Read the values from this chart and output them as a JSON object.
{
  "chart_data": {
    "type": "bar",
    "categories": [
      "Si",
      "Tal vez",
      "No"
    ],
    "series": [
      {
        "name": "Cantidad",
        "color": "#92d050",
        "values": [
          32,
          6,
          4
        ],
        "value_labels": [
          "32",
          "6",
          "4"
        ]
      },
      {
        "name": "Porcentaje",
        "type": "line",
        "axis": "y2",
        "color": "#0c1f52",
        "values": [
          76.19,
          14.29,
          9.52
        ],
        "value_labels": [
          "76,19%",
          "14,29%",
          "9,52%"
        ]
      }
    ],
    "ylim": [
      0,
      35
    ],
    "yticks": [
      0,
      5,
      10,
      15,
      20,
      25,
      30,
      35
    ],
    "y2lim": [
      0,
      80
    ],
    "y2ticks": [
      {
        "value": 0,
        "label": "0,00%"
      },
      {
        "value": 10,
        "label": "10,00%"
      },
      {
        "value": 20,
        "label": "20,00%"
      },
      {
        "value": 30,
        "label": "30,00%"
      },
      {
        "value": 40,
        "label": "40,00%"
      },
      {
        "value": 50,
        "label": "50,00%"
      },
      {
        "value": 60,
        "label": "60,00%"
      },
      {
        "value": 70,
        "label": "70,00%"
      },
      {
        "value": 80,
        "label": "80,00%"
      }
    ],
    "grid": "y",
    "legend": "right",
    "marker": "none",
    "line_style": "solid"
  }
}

- - -

The request: Set down the listing above in full, please, exactly as it appears.

Output of the exercise:
Read the values from this chart and output them as a JSON object.
{
  "chart_data": {
    "type": "bar",
    "categories": [
      "Si",
      "Tal vez",
      "No"
    ],
    "series": [
      {
        "name": "Cantidad",
        "color": "#92d050",
        "values": [
          32,
          6,
          4
        ],
        "value_labels": [
          "32",
          "6",
          "4"
        ]
      },
      {
        "name": "Porcentaje",
        "type": "line",
        "axis": "y2",
        "color": "#0c1f52",
        "values": [
          76.19,
          14.29,
          9.52
        ],
        "value_labels": [
          "76,19%",
          "14,29%",
          "9,52%"
        ]
      }
    ],
    "ylim": [
      0,
      35
    ],
    "yticks": [
      0,
      5,
      10,
      15,
      20,
      25,
      30,
      35
    ],
    "y2lim": [
      0,
      80
    ],
    "y2ticks": [
      {
        "value": 0,
        "label": "0,00%"
      },
      {
        "value": 10,
        "label": "10,00%"
      },
      {
        "value": 20,
        "label": "20,00%"
      },
      {
        "value": 30,
        "label": "30,00%"
      },
      {
        "value": 40,
        "label": "40,00%"
      },
      {
        "value": 50,
        "label": "50,00%"
      },
      {
        "value": 60,
        "label": "60,00%"
      },
      {
        "value": 70,
        "label": "70,00%"
      },
      {
        "value": 80,
        "label": "80,00%"
      }
    ],
    "grid": "y",
    "legend": "right",
    "marker": "none",
    "line_style": "solid"
  }
}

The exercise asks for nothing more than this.